### AVAILABLE RECORDS

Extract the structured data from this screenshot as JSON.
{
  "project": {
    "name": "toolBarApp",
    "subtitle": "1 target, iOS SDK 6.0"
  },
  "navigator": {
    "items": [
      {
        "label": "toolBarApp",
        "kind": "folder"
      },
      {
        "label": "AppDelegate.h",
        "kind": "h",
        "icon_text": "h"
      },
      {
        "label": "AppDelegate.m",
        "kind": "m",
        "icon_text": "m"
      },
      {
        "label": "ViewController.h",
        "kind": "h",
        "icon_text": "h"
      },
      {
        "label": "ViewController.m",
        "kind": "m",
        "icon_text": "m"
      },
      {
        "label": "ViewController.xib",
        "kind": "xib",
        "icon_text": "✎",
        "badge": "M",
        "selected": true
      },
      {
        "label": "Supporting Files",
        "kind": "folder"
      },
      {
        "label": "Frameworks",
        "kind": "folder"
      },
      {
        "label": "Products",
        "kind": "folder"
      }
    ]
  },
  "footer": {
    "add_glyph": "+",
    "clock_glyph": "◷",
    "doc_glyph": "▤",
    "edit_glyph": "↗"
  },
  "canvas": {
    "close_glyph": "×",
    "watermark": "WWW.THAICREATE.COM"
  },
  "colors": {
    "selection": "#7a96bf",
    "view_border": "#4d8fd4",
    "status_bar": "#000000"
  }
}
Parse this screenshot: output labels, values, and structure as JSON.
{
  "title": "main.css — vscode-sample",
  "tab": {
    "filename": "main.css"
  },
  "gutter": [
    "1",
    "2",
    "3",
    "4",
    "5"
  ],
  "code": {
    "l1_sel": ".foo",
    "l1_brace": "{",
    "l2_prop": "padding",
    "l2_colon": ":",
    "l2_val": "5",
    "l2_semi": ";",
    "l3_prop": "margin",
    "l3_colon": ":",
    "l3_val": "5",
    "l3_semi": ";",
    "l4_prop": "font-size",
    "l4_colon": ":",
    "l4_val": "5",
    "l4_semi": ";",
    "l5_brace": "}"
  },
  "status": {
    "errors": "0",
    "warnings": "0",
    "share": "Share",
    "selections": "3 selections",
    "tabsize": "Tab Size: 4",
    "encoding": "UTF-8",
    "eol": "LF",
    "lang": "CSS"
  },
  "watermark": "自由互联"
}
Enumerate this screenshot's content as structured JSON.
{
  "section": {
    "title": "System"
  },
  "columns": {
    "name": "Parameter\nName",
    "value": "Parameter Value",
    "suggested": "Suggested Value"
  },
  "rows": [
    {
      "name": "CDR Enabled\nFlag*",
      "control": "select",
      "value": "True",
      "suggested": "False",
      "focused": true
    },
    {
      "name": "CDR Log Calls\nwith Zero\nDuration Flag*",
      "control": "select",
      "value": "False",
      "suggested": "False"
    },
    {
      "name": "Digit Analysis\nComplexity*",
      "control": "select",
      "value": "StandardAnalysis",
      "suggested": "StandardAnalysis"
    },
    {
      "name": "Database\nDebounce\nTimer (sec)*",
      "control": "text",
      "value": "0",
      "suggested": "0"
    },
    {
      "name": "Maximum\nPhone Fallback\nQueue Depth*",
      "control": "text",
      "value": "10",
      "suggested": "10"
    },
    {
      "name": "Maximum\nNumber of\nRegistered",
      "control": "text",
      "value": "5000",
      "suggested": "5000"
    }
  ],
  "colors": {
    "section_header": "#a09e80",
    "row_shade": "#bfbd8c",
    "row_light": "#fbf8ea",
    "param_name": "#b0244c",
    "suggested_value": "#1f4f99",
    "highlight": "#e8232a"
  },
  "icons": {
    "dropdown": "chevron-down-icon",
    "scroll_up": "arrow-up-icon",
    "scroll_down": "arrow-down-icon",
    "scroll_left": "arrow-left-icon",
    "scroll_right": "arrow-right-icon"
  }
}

######

• _WRITTEN PROBLEM_: Using the material above, gather every line that includes "structured".

• _TASK OUTPUT_:
Extract the structured data from this screenshot as JSON.
Enumerate this screenshot's content as structured JSON.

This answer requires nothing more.